Data items:
----

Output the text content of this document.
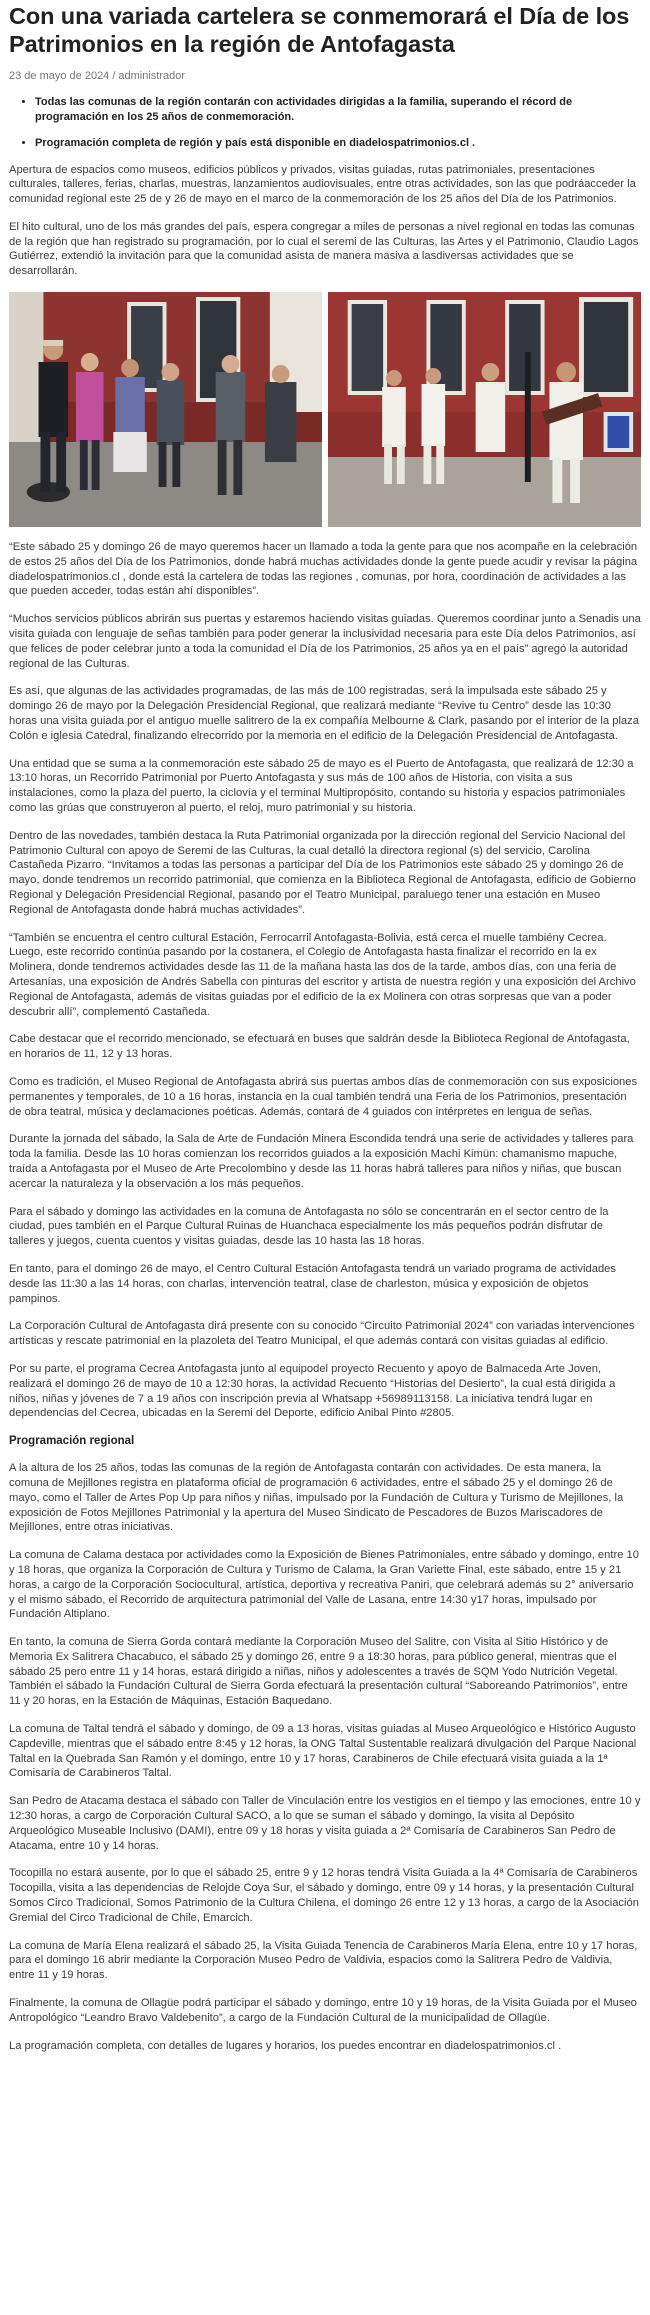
Con una variada cartelera se conmemorará el Día de los Patrimonios en la región de Antofagasta
23 de mayo de 2024 / administrador
• Todas las comunas de la región contarán con actividades dirigidas a la familia, superando el récord de programación en los 25 años de conmemoración.
• Programación completa de región y país está disponible en diadelospatrimonios.cl .

Apertura de espacios como museos, edificios públicos y privados, visitas guiadas, rutas patrimoniales, presentaciones culturales, talleres, ferias, charlas, muestras, lanzamientos audiovisuales, entre otras actividades, son las que podráacceder la comunidad regional este 25 de y 26 de mayo en el marco de la conmemoración de los 25 años del Día de los Patrimonios.

El hito cultural, uno de los más grandes del país, espera congregar a miles de personas a nivel regional en todas las comunas de la región que han registrado su programación, por lo cual el seremi de las Culturas, las Artes y el Patrimonio, Claudio Lagos Gutiérrez, extendió la invitación para que la comunidad asista de manera masiva a lasdiversas actividades que se desarrollarán.

“Este sábado 25 y domingo 26 de mayo queremos hacer un llamado a toda la gente para que nos acompañe en la celebración de estos 25 años del Día de los Patrimonios, donde habrá muchas actividades donde la gente puede acudir y revisar la página diadelospatrimonios.cl , donde está la cartelera de todas las regiones , comunas, por hora, coordinación de actividades a las que pueden acceder, todas están ahí disponibles”.

“Muchos servicios públicos abrirán sus puertas y estaremos haciendo visitas guiadas. Queremos coordinar junto a Senadis una visita guiada con lenguaje de señas también para poder generar la inclusividad necesaria para este Día delos Patrimonios, así que felices de poder celebrar junto a toda la comunidad el Día de los Patrimonios, 25 años ya en el país” agregó la autoridad regional de las Culturas.

Es así, que algunas de las actividades programadas, de las más de 100 registradas, será la impulsada este sábado 25 y domingo 26 de mayo por la Delegación Presidencial Regional, que realizará mediante “Revive tu Centro” desde las 10:30 horas una visita guiada por el antiguo muelle salitrero de la ex compañía Melbourne & Clark, pasando por el interior de la plaza Colón e iglesia Catedral, finalizando elrecorrido por la memoria en el edificio de la Delegación Presidencial de Antofagasta.

Una entidad que se suma a la conmemoración este sábado 25 de mayo es el Puerto de Antofagasta, que realizará de 12:30 a 13:10 horas, un Recorrido Patrimonial por Puerto Antofagasta y sus más de 100 años de Historia, con visita a sus instalaciones, como la plaza del puerto, la ciclovía y el terminal Multipropósito, contando su historia y espacios patrimoniales como las grúas que construyeron al puerto, el reloj, muro patrimonial y su historia.

Dentro de las novedades, también destaca la Ruta Patrimonial organizada por la dirección regional del Servicio Nacional del Patrimonio Cultural con apoyo de Seremi de las Culturas, la cual detalló la directora regional (s) del servicio, Carolina Castañeda Pizarro. “Invitamos a todas las personas a participar del Día de los Patrimonios este sábado 25 y domingo 26 de mayo, donde tendremos un recorrido patrimonial, que comienza en la Biblioteca Regional de Antofagasta, edificio de Gobierno Regional y Delegación Presidencial Regional, pasando por el Teatro Municipal, paraluego tener una estación en Museo Regional de Antofagasta donde habrá muchas actividades”.

“También se encuentra el centro cultural Estación, Ferrocarril Antofagasta-Bolivia, está cerca el muelle tambiény Cecrea. Luego, este recorrido continúa pasando por la costanera, el Colegio de Antofagasta hasta finalizar el recorrido en la ex Molinera, donde tendremos actividades desde las 11 de la mañana hasta las dos de la tarde, ambos días, con una feria de Artesanías, una exposición de Andrés Sabella con pinturas del escritor y artista de nuestra región y una exposición del Archivo Regional de Antofagasta, además de visitas guiadas por el edificio de la ex Molinera con otras sorpresas que van a poder descubrir allí”, complementó Castañeda.

Cabe destacar que el recorrido mencionado, se efectuará en buses que saldrán desde la Biblioteca Regional de Antofagasta, en horarios de 11, 12 y 13 horas.

Como es tradición, el Museo Regional de Antofagasta abrirá sus puertas ambos días de conmemoración con sus exposiciones permanentes y temporales, de 10 a 16 horas, instancia en la cual también tendrá una Feria de los Patrimonios, presentación de obra teatral, música y declamaciones poéticas. Además, contará de 4 guiados con intérpretes en lengua de señas.

Durante la jornada del sábado, la Sala de Arte de Fundación Minera Escondida tendrá una serie de actividades y talleres para toda la familia. Desde las 10 horas comienzan los recorridos guiados a la exposición Machi Kimün: chamanismo mapuche, traída a Antofagasta por el Museo de Arte Precolombino y desde las 11 horas habrá talleres para niños y niñas, que buscan acercar la naturaleza y la observación a los más pequeños.

Para el sábado y domingo las actividades en la comuna de Antofagasta no sólo se concentrarán en el sector centro de la ciudad, pues también en el Parque Cultural Ruinas de Huanchaca especialmente los más pequeños podrán disfrutar de talleres y juegos, cuenta cuentos y visitas guiadas, desde las 10 hasta las 18 horas.

En tanto, para el domingo 26 de mayo, el Centro Cultural Estación Antofagasta tendrá un variado programa de actividades desde las 11:30 a las 14 horas, con charlas, intervención teatral, clase de charleston, música y exposición de objetos pampinos.

La Corporación Cultural de Antofagasta dirá presente con su conocido “Circuito Patrimonial 2024” con variadas intervenciones artísticas y rescate patrimonial en la plazoleta del Teatro Municipal, el que además contará con visitas guiadas al edificio.

Por su parte, el programa Cecrea Antofagasta junto al equipodel proyecto Recuento y apoyo de Balmaceda Arte Joven, realizará el domingo 26 de mayo de 10 a 12:30 horas, la actividad Recuento “Historias del Desierto”, la cual está dirigida a niños, niñas y jóvenes de 7 a 19 años con inscripción previa al Whatsapp +56989113158. La iniciativa tendrá lugar en dependencias del Cecrea, ubicadas en la Seremi del Deporte, edificio Anibal Pinto #2805.

Programación regional

A la altura de los 25 años, todas las comunas de la región de Antofagasta contarán con actividades. De esta manera, la comuna de Mejillones registra en plataforma oficial de programación 6 actividades, entre el sábado 25 y el domingo 26 de mayo, como el Taller de Artes Pop Up para niños y niñas, impulsado por la Fundación de Cultura y Turismo de Mejillones, la exposición de Fotos Mejillones Patrimonial y la apertura del Museo Sindicato de Pescadores de Buzos Mariscadores de Mejillones, entre otras iniciativas.

La comuna de Calama destaca por actividades como la Exposición de Bienes Patrimoniales, entre sábado y domingo, entre 10 y 18 horas, que organiza la Corporación de Cultura y Turismo de Calama, la Gran Variette Final, este sábado, entre 15 y 21 horas, a cargo de la Corporación Sociocultural, artística, deportiva y recreativa Paniri, que celebrará además su 2° aniversario y el mismo sábado, el Recorrido de arquitectura patrimonial del Valle de Lasana, entre 14:30 y17 horas, impulsado por Fundación Altiplano.

En tanto, la comuna de Sierra Gorda contará mediante la Corporación Museo del Salitre, con Visita al Sitio Histórico y de Memoria Ex Salitrera Chacabuco, el sábado 25 y domingo 26, entre 9 a 18:30 horas, para público general, mientras que el sábado 25 pero entre 11 y 14 horas, estará dirigido a niñas, niños y adolescentes a través de SQM Yodo Nutrición Vegetal. También el sábado la Fundación Cultural de Sierra Gorda efectuará la presentación cultural “Saboreando Patrimonios”, entre 11 y 20 horas, en la Estación de Máquinas, Estación Baquedano.

La comuna de Taltal tendrá el sábado y domingo, de 09 a 13 horas, visitas guiadas al Museo Arqueológico e Histórico Augusto Capdeville, mientras que el sábado entre 8:45 y 12 horas, la ONG Taltal Sustentable realizará divulgación del Parque Nacional Taltal en la Quebrada San Ramón y el domingo, entre 10 y 17 horas, Carabineros de Chile efectuará visita guiada a la 1ª Comisaría de Carabineros Taltal.

San Pedro de Atacama destaca el sábado con Taller de Vinculación entre los vestigios en el tiempo y las emociones, entre 10 y 12:30 horas, a cargo de Corporación Cultural SACO, a lo que se suman el sábado y domingo, la visita al Depósito Arqueológico Museable Inclusivo (DAMI), entre 09 y 18 horas y visita guiada a 2ª Comisaría de Carabineros San Pedro de Atacama, entre 10 y 14 horas.

Tocopilla no estará ausente, por lo que el sábado 25, entre 9 y 12 horas tendrá Visita Guiada a la 4ª Comisaría de Carabineros Tocopilla, visita a las dependencias de Relojde Coya Sur, el sábado y domingo, entre 09 y 14 horas, y la presentación Cultural Somos Circo Tradicional, Somos Patrimonio de la Cultura Chilena, el domingo 26 entre 12 y 13 horas, a cargo de la Asociación Gremial del Circo Tradicional de Chile, Emarcich.

La comuna de María Elena realizará el sábado 25, la Visita Guiada Tenencia de Carabineros María Elena, entre 10 y 17 horas, para el domingo 16 abrir mediante la Corporación Museo Pedro de Valdivia, espacios como la Salitrera Pedro de Valdivia, entre 11 y 19 horas.

Finalmente, la comuna de Ollagüe podrá participar el sábado y domingo, entre 10 y 19 horas, de la Visita Guiada por el Museo Antropológico “Leandro Bravo Valdebenito”, a cargo de la Fundación Cultural de la municipalidad de Ollagüe.

La programación completa, con detalles de lugares y horarios, los puedes encontrar en diadelospatrimonios.cl .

----

Task prompt: Which lines hold the word "cartelera"? Copy each of them from the records.

Output for this task:
Con una variada cartelera se conmemorará el Día de los Patrimonios en la región de Antofagasta
“Este sábado 25 y domingo 26 de mayo queremos hacer un llamado a toda la gente para que nos acompañe en la celebración de estos 25 años del Día de los Patrimonios, donde habrá muchas actividades donde la gente puede acudir y revisar la página diadelospatrimonios.cl , donde está la cartelera de todas las regiones , comunas, por hora, coordinación de actividades a las que pueden acceder, todas están ahí disponibles”.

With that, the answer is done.